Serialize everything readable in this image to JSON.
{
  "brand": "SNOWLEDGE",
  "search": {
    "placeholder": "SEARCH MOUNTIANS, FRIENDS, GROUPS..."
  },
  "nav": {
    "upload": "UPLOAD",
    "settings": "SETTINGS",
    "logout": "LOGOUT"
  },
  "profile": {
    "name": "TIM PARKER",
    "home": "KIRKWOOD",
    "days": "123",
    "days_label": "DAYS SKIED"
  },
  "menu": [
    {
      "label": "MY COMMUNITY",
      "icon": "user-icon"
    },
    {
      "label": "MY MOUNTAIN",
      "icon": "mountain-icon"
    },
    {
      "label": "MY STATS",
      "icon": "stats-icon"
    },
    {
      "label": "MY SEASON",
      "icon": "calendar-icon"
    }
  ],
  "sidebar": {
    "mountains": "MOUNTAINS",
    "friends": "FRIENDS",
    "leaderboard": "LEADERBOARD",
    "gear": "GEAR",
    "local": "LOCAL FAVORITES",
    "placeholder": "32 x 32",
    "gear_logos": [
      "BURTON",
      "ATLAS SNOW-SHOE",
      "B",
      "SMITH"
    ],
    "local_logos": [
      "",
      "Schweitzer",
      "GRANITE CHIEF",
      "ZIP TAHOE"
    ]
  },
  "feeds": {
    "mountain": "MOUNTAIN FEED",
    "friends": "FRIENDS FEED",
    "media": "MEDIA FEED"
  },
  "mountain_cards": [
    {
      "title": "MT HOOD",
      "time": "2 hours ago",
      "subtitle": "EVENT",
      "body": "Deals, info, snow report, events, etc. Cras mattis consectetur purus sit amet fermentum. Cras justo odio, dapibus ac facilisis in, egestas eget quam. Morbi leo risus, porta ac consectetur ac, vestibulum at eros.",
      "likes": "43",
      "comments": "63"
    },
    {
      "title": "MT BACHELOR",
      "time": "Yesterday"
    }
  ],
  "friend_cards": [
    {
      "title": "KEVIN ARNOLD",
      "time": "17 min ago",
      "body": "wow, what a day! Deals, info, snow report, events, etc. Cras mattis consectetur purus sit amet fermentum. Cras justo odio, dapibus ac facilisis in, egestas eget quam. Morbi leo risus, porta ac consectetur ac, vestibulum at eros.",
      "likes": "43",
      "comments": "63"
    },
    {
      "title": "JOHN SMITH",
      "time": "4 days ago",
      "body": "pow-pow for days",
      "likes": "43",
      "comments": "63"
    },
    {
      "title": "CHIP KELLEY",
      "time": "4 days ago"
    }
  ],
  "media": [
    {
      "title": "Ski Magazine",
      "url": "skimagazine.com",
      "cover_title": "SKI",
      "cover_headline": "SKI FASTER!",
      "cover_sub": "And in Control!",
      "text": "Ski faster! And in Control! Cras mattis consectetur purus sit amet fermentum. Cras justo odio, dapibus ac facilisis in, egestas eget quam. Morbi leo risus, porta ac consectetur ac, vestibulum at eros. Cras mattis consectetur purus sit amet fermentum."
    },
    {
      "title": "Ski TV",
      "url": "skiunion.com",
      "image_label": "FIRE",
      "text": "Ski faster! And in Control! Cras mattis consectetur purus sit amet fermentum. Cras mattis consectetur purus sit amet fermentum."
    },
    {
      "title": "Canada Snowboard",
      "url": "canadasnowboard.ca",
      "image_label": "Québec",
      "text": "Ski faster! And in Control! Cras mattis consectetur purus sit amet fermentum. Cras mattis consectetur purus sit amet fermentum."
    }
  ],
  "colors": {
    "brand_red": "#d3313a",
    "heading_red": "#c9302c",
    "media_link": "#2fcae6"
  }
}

Goal:
Find the lines above that contain the word "placeholder" and collect them.

Solution to this exercise:
    "placeholder": "SEARCH MOUNTIANS, FRIENDS, GROUPS..."
    "placeholder": "32 x 32",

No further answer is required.